Evaluations:

📌 Fidelity

We rely on human evaluation using AMT. Please refer to the paper for more details.

📌 Counting

First, download the UniDet's weights and configurations.

Then, run the inference code to generate the bounding boxes and save them as follows:

python demo.py --config-file configs/Partitioned_COI_RS101_2x.yaml \
--input "../../../../data/t2i_out/struct_diff/synthetic_counting/*" --pkl_pth "../../counting/struct_diff_pred_synthetic_counting.pkl" \
--output "../../../../data/metrics/det/unified_det" --opts MODEL.WEIGHTS "../../../../weights/unified_det/Partitioned_COI_RS101_2x.pth"

Finally, run the calc_counting_acc.py to calculate the counting accuracy, as follows:

python calc_counting_acc.py [Input pkl path] [GT-csv] [Number of Iteration]

Where:

1) Input pkl path: is the output file from runing UniDet as shown in the above steps.
2) GT-csv: is the csv file which can be generated by running the prompt generation code or downloaded directly from our published prompts.
3) Number of Iteration: is integer number stand for number of runs, then we take the average of their scores. (should be between 1-3)

📌 Visual-Text

We adopt TextSnake for text detection and SAR for text recognition from mmocr framework.

First, run the inference code to detect and recognize the text in the scene and save them as follows:

python inference.py [Input Images Directory] [Output Images Directory] [Recognation Thershold] [Saving pkl Name]

For instance:

python inference.py "../../data/t2i_out/dalle_v2/writing/" "../../data/metrics/writing/" 60 '../mmocr_pred_dalle_v2_writing.pkl'

Then, run the calc_writing_acc.py to calculate the visual-text accuracy, as follows:

python calc_writing_acc.py [GT-csv] [Input pkl path] [Number of Iteration]

For instance:

python calc_writing_acc.py '../../prompt_gen/writing_prompts/synthetic_writing_prompts.csv' 'mmocr_pred_dalle_v2_writing.pkl' 3

📌 Emotions

AC_T2I --> We will publish the eval script soon, please stay tuned.

CLIPScore --> We adopt CLIPScore, with some adjustments to make it more efficient by evaluating all samples at once. We have added a file called clipscore_group.py for this purpose. All dependencies are the same as the official CLIPScore codebase.

BLEU and CIDEr --> We use the pycocoevalcap for calculating BLEU and CIDEr scores.

Data --> All data used for evaluation is provided in the benchmark_data directory. The following files are available:

[skill]_[model_name].json: this file saves all generated captions using the specified model.
[skill]_[model_name]_cider.json: this file saves all CIDEr scores for each sample.
[skill]_[model_name]_bleu.json: this file saves all BLEU scores for each sample.

📌 Consistency

We will publish the eval script soon, please stay tuned.

📌 Typos

We will publish the eval script soon, please stay tuned.

📌 Creativity

We adopted LAION fast retrieval tool to retrieve training data (Nearest Neighbours) from LAION with text prompts for creativity skill.

__Record extracts__
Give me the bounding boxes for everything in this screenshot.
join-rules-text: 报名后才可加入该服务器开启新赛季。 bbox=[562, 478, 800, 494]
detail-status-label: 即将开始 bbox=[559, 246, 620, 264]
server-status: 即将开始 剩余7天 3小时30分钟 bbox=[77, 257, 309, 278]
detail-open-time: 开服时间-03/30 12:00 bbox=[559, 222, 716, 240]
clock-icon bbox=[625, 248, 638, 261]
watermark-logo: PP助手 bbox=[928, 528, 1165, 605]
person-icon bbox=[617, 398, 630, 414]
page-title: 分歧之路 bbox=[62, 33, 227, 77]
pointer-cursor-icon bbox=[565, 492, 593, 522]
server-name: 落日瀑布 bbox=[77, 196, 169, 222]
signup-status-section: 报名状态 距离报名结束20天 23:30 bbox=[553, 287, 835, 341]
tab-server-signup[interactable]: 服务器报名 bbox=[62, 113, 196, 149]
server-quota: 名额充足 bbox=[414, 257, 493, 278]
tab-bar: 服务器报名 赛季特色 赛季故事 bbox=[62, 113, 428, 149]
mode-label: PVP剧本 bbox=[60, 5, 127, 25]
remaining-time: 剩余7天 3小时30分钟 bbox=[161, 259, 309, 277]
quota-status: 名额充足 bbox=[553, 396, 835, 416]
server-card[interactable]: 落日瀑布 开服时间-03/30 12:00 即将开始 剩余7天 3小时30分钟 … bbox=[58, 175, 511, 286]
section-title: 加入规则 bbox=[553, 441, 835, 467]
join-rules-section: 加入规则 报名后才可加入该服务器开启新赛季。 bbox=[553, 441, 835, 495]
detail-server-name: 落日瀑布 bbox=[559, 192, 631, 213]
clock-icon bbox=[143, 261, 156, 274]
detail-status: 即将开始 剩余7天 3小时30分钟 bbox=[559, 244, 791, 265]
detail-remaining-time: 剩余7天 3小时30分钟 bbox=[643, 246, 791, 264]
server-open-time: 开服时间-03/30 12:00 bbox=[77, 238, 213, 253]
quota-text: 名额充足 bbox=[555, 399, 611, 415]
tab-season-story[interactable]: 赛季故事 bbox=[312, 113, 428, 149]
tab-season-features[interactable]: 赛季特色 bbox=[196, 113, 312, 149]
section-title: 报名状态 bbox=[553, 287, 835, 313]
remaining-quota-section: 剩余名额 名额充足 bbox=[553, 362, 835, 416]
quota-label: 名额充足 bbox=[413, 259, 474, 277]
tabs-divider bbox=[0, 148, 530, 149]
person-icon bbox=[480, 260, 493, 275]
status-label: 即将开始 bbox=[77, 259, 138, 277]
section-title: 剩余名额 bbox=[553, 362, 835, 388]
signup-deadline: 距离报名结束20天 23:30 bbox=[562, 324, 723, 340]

__Stated task 1__
Collect each line in the records that contains the string "服务器报名".
__Stated task 2__
Extend the evaluation guide for the text-to-image benchmark, starting after its last sentence.

__Task answer 1__
tab-server-signup[interactable]: 服务器报名 bbox=[62, 113, 196, 149]
tab-bar: 服务器报名 赛季特色 赛季故事 bbox=[62, 113, 428, 149]

__Task answer 2__
python retrieve.py --file_path path/to/prompt --save_path path/to/prompt_with_img

And save the training data clip embedding with CLIP

model, preprocess = clip.load('ViT-B/32', device=device)
image = Image.open(image_path).convert('RGB')
inputs = preprocess(images=image, return_tensors="pt").to(device, torch.float16)
with torch.no_grad():
	gen_image_embd = model.encode_image(inputs).half()

Then run:

python eval_creativity.py --name modelname --file_path path/to/prompt --img_emb_path path/to/embedding

📌 Compositions

Action Composition:

Prepare environment with pycocoevalcap and transformers (BLIP2)

conda env create -f environment.yaml

Then run:

python eval_action.py --name modelname --file_path path/to/prompt

Spatial Composition:

First, download the UniDet's weights and configurations.

Then, run the inference code to generate the bounding boxes and save them as follows:

python demo.py --config-file configs/Partitioned_COI_RS101_2x.yaml \
--input "../../../../data/t2i_out/struct_diff/synthetic_counting/*" --pkl_pth "../../counting/struct_diff_pred_synthetic_counting.pkl" \
--output "../../../../data/metrics/det/unified_det" --opts MODEL.WEIGHTS "../../../../weights/unified_det/Partitioned_COI_RS101_2x.pth"

Finally, run the calc_spatial_relation_acc.py to calculate the spatial composition accuracy, as follows:

python calc_spatial_relation_acc.py [Input pkl path] [GT-csv] [Number of Iteration]

Size Composition:

First, download the UniDet's weights and configurations.

Then, run the inference code to generate the bounding boxes and save them as follows:

python demo.py --config-file configs/Partitioned_COI_RS101_2x.yaml \
--input "../../../../data/t2i_out/struct_diff/synthetic_counting/*" --pkl_pth "../../counting/struct_diff_pred_synthetic_counting.pkl" \
--output "../../../../data/metrics/det/unified_det" --opts MODEL.WEIGHTS "../../../../weights/unified_det/Partitioned_COI_RS101_2x.pth"

Finally, run the calc_size_comp_acc.py to calculate the size composition accuracy, as follows:

python calc_size_comp_acc.py [Input pkl path] [GT-csv] [Number of Iteration]

Color Composition:

We adopt MaskDINO [CVPr 2023] for the instance segmentation.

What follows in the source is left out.